**Material provided**:
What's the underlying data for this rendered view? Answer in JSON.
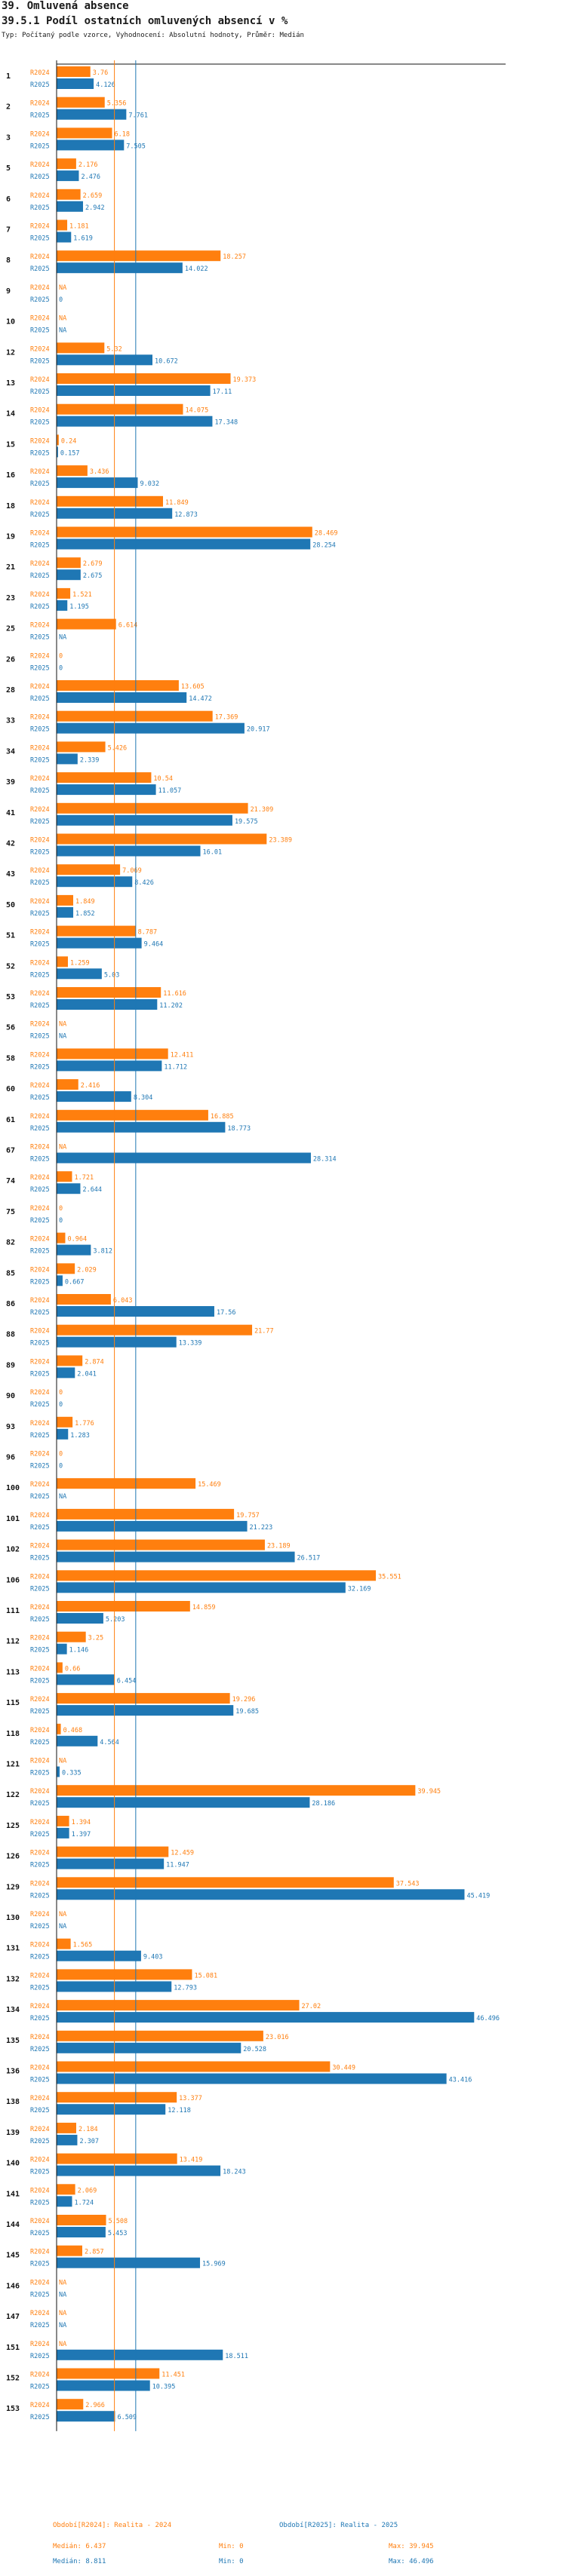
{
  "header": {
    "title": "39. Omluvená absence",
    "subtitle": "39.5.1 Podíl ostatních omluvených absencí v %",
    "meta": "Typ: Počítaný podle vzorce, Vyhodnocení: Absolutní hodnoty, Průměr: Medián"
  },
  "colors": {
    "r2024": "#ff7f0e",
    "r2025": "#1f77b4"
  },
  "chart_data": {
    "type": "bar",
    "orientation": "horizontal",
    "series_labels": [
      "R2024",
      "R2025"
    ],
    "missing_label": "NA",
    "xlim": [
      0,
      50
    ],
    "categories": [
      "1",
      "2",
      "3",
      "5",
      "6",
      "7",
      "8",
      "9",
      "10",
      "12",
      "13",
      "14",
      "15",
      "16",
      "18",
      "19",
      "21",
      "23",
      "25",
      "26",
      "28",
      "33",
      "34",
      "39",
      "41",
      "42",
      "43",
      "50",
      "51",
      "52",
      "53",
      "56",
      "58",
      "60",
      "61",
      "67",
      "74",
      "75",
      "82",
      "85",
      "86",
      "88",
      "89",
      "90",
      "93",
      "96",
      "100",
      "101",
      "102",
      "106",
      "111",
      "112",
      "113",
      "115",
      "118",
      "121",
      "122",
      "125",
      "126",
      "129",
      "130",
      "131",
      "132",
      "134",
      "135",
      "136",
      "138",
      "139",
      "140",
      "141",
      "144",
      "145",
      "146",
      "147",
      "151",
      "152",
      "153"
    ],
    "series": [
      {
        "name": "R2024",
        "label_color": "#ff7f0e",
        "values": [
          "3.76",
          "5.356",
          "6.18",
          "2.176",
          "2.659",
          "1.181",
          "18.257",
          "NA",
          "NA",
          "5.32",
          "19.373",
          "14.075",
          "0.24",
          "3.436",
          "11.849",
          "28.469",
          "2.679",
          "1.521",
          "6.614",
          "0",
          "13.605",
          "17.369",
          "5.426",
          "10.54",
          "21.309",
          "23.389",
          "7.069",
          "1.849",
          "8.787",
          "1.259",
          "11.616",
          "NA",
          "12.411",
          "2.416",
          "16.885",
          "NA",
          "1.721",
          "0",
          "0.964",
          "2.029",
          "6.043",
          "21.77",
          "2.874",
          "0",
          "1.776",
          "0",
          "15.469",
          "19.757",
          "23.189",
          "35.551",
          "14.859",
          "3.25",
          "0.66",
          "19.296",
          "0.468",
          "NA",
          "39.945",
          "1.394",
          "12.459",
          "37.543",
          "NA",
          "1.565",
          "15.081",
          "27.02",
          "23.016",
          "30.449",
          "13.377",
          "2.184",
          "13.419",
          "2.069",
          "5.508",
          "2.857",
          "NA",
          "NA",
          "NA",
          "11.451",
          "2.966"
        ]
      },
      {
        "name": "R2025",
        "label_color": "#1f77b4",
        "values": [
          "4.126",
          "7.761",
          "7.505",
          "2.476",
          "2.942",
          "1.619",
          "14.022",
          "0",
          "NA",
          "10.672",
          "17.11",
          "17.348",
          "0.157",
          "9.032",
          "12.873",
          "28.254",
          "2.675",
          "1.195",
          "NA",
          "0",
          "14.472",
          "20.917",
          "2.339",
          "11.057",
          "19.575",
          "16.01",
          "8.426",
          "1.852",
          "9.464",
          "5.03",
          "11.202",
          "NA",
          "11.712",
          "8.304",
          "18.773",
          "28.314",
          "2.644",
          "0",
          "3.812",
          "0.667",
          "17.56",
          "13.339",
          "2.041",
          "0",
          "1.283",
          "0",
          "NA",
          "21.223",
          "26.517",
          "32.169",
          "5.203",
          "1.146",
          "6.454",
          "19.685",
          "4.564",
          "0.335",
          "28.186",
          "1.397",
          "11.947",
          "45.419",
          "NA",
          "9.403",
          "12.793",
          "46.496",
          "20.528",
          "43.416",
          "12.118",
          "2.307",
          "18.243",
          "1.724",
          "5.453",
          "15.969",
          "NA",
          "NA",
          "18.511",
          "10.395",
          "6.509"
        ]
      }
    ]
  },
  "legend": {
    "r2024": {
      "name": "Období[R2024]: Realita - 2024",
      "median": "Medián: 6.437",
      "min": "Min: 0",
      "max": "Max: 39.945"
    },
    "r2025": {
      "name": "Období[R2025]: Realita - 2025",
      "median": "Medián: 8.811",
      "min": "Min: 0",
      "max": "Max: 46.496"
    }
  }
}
...
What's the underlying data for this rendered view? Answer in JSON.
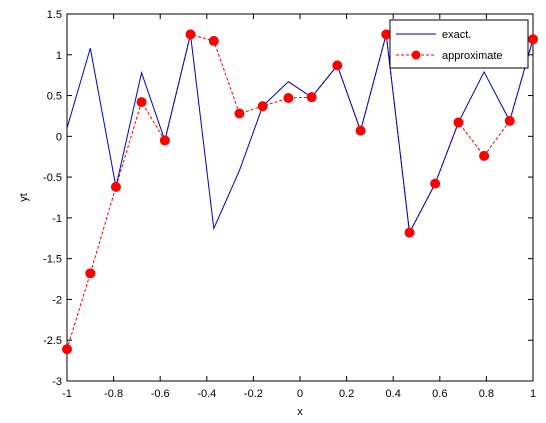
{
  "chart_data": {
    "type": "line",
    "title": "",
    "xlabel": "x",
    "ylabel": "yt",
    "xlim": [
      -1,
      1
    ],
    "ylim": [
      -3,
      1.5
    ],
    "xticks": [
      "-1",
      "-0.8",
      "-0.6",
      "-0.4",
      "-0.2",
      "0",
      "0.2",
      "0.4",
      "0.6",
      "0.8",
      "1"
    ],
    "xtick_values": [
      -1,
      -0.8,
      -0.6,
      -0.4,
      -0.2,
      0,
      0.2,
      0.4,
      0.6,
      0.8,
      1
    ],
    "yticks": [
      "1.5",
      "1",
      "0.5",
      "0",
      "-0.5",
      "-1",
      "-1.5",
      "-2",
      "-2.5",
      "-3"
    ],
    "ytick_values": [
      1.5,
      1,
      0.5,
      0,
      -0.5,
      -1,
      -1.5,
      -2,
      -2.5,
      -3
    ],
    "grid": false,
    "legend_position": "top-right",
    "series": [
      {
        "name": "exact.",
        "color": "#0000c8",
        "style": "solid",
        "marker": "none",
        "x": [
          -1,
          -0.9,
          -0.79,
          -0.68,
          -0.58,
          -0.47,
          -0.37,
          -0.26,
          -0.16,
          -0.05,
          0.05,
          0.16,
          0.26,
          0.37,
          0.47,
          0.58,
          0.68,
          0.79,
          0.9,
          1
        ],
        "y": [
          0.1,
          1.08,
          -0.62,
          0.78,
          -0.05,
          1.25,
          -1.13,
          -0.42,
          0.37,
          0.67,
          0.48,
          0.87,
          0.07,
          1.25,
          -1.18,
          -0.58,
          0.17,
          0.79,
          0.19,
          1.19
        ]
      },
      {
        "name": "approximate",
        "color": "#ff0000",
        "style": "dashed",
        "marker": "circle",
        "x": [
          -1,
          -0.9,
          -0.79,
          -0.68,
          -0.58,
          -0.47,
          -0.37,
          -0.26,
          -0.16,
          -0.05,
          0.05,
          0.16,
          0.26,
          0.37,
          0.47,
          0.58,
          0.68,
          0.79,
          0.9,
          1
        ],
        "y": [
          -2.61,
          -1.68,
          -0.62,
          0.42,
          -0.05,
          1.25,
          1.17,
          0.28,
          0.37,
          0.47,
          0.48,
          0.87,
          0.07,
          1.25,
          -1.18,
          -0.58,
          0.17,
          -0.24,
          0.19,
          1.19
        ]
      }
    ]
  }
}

**Task requirements**:
Count the lines in the material above where the string "Realita" appears, then state only that count.

**Output of the exercise**:
2